> Instruction:
Extract every entry word for word.

> Dataset rows:
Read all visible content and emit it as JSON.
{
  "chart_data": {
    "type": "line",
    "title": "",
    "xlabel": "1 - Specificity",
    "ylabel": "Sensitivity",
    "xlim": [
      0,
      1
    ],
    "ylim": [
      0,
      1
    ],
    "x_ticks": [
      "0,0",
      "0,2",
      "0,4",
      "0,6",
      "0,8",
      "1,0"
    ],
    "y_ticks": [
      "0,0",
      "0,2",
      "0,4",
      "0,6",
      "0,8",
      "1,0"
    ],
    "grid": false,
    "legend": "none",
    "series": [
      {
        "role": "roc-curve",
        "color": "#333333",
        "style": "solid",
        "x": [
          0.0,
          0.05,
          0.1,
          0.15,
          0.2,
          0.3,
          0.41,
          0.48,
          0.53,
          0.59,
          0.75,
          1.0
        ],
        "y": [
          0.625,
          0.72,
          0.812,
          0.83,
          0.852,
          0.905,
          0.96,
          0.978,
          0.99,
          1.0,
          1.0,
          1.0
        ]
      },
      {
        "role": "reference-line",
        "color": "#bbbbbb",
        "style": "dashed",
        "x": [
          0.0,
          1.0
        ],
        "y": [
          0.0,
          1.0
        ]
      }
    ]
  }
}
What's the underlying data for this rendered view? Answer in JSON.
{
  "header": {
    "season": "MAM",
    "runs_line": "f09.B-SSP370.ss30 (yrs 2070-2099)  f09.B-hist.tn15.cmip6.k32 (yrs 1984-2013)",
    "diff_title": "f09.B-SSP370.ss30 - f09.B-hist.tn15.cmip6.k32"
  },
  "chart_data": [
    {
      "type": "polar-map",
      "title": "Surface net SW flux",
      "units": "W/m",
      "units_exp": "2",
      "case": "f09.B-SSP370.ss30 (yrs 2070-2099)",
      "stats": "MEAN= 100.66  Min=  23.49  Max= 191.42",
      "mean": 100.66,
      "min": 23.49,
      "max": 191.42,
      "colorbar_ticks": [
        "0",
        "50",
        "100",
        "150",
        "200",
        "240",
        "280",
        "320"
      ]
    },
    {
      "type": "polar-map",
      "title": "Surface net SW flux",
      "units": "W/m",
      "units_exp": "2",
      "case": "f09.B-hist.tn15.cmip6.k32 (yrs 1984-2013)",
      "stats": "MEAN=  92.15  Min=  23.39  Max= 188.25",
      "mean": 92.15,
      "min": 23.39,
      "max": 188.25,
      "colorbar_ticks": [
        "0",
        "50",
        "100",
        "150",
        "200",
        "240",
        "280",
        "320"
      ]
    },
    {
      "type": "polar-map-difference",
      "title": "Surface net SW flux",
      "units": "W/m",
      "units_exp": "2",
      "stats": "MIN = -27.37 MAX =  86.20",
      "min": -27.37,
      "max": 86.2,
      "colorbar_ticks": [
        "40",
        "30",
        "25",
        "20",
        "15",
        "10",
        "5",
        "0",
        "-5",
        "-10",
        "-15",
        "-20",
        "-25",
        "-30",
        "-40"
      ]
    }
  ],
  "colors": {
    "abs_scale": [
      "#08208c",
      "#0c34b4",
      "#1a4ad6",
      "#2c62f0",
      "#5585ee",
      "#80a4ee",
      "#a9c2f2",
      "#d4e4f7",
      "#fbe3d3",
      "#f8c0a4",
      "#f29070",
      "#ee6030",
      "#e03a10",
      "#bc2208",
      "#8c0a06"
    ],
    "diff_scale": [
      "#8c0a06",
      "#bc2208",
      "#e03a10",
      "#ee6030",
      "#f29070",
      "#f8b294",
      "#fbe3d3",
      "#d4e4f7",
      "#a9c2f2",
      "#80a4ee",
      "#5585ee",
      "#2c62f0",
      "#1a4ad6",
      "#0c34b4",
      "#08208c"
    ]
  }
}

> Final result:
Read all visible content and emit it as JSON.
{
  "chart_data": {
    "type": "line",
    "title": "",
    "xlabel": "1 - Specificity",
    "ylabel": "Sensitivity",
    "xlim": [
      0,
      1
    ],
    "ylim": [
      0,
      1
    ],
    "x_ticks": [
      "0,0",
      "0,2",
      "0,4",
      "0,6",
      "0,8",
      "1,0"
    ],
    "y_ticks": [
      "0,0",
      "0,2",
      "0,4",
      "0,6",
      "0,8",
      "1,0"
    ],
    "grid": false,
    "legend": "none",
    "series": [
      {
        "role": "roc-curve",
        "color": "#333333",
        "style": "solid",
        "x": [
          0.0,
          0.05,
          0.1,
          0.15,
          0.2,
          0.3,
          0.41,
          0.48,
          0.53,
          0.59,
          0.75,
          1.0
        ],
        "y": [
          0.625,
          0.72,
          0.812,
          0.83,
          0.852,
          0.905,
          0.96,
          0.978,
          0.99,
          1.0,
          1.0,
          1.0
        ]
      },
      {
        "role": "reference-line",
        "color": "#bbbbbb",
        "style": "dashed",
        "x": [
          0.0,
          1.0
        ],
        "y": [
          0.0,
          1.0
        ]
      }
    ]
  }
}
What's the underlying data for this rendered view? Answer in JSON.
{
  "header": {
    "season": "MAM",
    "runs_line": "f09.B-SSP370.ss30 (yrs 2070-2099)  f09.B-hist.tn15.cmip6.k32 (yrs 1984-2013)",
    "diff_title": "f09.B-SSP370.ss30 - f09.B-hist.tn15.cmip6.k32"
  },
  "chart_data": [
    {
      "type": "polar-map",
      "title": "Surface net SW flux",
      "units": "W/m",
      "units_exp": "2",
      "case": "f09.B-SSP370.ss30 (yrs 2070-2099)",
      "stats": "MEAN= 100.66  Min=  23.49  Max= 191.42",
      "mean": 100.66,
      "min": 23.49,
      "max": 191.42,
      "colorbar_ticks": [
        "0",
        "50",
        "100",
        "150",
        "200",
        "240",
        "280",
        "320"
      ]
    },
    {
      "type": "polar-map",
      "title": "Surface net SW flux",
      "units": "W/m",
      "units_exp": "2",
      "case": "f09.B-hist.tn15.cmip6.k32 (yrs 1984-2013)",
      "stats": "MEAN=  92.15  Min=  23.39  Max= 188.25",
      "mean": 92.15,
      "min": 23.39,
      "max": 188.25,
      "colorbar_ticks": [
        "0",
        "50",
        "100",
        "150",
        "200",
        "240",
        "280",
        "320"
      ]
    },
    {
      "type": "polar-map-difference",
      "title": "Surface net SW flux",
      "units": "W/m",
      "units_exp": "2",
      "stats": "MIN = -27.37 MAX =  86.20",
      "min": -27.37,
      "max": 86.2,
      "colorbar_ticks": [
        "40",
        "30",
        "25",
        "20",
        "15",
        "10",
        "5",
        "0",
        "-5",
        "-10",
        "-15",
        "-20",
        "-25",
        "-30",
        "-40"
      ]
    }
  ],
  "colors": {
    "abs_scale": [
      "#08208c",
      "#0c34b4",
      "#1a4ad6",
      "#2c62f0",
      "#5585ee",
      "#80a4ee",
      "#a9c2f2",
      "#d4e4f7",
      "#fbe3d3",
      "#f8c0a4",
      "#f29070",
      "#ee6030",
      "#e03a10",
      "#bc2208",
      "#8c0a06"
    ],
    "diff_scale": [
      "#8c0a06",
      "#bc2208",
      "#e03a10",
      "#ee6030",
      "#f29070",
      "#f8b294",
      "#fbe3d3",
      "#d4e4f7",
      "#a9c2f2",
      "#80a4ee",
      "#5585ee",
      "#2c62f0",
      "#1a4ad6",
      "#0c34b4",
      "#08208c"
    ]
  }
}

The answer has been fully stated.